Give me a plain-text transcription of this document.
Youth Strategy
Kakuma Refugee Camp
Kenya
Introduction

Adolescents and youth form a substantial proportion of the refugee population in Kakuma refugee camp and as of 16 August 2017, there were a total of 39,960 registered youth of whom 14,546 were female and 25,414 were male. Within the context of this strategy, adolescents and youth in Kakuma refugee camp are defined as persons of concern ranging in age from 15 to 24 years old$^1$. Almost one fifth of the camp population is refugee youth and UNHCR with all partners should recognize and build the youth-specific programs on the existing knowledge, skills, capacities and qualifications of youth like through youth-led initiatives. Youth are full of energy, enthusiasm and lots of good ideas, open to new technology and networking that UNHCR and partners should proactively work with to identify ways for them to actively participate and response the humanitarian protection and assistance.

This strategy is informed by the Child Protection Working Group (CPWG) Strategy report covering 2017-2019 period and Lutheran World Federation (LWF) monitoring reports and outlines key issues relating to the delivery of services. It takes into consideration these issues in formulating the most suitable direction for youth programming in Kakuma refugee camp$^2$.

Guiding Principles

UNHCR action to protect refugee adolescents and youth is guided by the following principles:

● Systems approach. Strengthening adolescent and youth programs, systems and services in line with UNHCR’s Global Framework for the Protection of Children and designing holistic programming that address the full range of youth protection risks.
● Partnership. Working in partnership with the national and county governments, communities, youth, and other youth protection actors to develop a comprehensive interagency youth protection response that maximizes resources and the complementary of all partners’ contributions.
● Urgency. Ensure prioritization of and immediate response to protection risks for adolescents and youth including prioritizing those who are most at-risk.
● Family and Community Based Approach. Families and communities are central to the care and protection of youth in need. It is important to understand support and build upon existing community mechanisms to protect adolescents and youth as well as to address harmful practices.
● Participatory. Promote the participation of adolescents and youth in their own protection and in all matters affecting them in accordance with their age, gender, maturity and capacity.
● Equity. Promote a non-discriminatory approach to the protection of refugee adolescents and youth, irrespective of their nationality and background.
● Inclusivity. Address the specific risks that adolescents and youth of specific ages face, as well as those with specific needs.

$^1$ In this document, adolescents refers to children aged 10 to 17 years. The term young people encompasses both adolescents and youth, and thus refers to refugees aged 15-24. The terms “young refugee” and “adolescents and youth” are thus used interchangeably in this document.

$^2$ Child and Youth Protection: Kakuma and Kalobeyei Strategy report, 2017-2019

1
========================================================================
What you need to do: Give all the records again. Match them exactly.

Written response:
Give me a plain-text transcription of this document.
Youth Strategy
Kakuma Refugee Camp
Kenya
Introduction

Adolescents and youth form a substantial proportion of the refugee population in Kakuma refugee camp and as of 16 August 2017, there were a total of 39,960 registered youth of whom 14,546 were female and 25,414 were male. Within the context of this strategy, adolescents and youth in Kakuma refugee camp are defined as persons of concern ranging in age from 15 to 24 years old$^1$. Almost one fifth of the camp population is refugee youth and UNHCR with all partners should recognize and build the youth-specific programs on the existing knowledge, skills, capacities and qualifications of youth like through youth-led initiatives. Youth are full of energy, enthusiasm and lots of good ideas, open to new technology and networking that UNHCR and partners should proactively work with to identify ways for them to actively participate and response the humanitarian protection and assistance.

This strategy is informed by the Child Protection Working Group (CPWG) Strategy report covering 2017-2019 period and Lutheran World Federation (LWF) monitoring reports and outlines key issues relating to the delivery of services. It takes into consideration these issues in formulating the most suitable direction for youth programming in Kakuma refugee camp$^2$.

Guiding Principles

UNHCR action to protect refugee adolescents and youth is guided by the following principles:

● Systems approach. Strengthening adolescent and youth programs, systems and services in line with UNHCR’s Global Framework for the Protection of Children and designing holistic programming that address the full range of youth protection risks.
● Partnership. Working in partnership with the national and county governments, communities, youth, and other youth protection actors to develop a comprehensive interagency youth protection response that maximizes resources and the complementary of all partners’ contributions.
● Urgency. Ensure prioritization of and immediate response to protection risks for adolescents and youth including prioritizing those who are most at-risk.
● Family and Community Based Approach. Families and communities are central to the care and protection of youth in need. It is important to understand support and build upon existing community mechanisms to protect adolescents and youth as well as to address harmful practices.
● Participatory. Promote the participation of adolescents and youth in their own protection and in all matters affecting them in accordance with their age, gender, maturity and capacity.
● Equity. Promote a non-discriminatory approach to the protection of refugee adolescents and youth, irrespective of their nationality and background.
● Inclusivity. Address the specific risks that adolescents and youth of specific ages face, as well as those with specific needs.

$^1$ In this document, adolescents refers to children aged 10 to 17 years. The term young people encompasses both adolescents and youth, and thus refers to refugees aged 15-24. The terms “young refugee” and “adolescents and youth” are thus used interchangeably in this document.

$^2$ Child and Youth Protection: Kakuma and Kalobeyei Strategy report, 2017-2019

1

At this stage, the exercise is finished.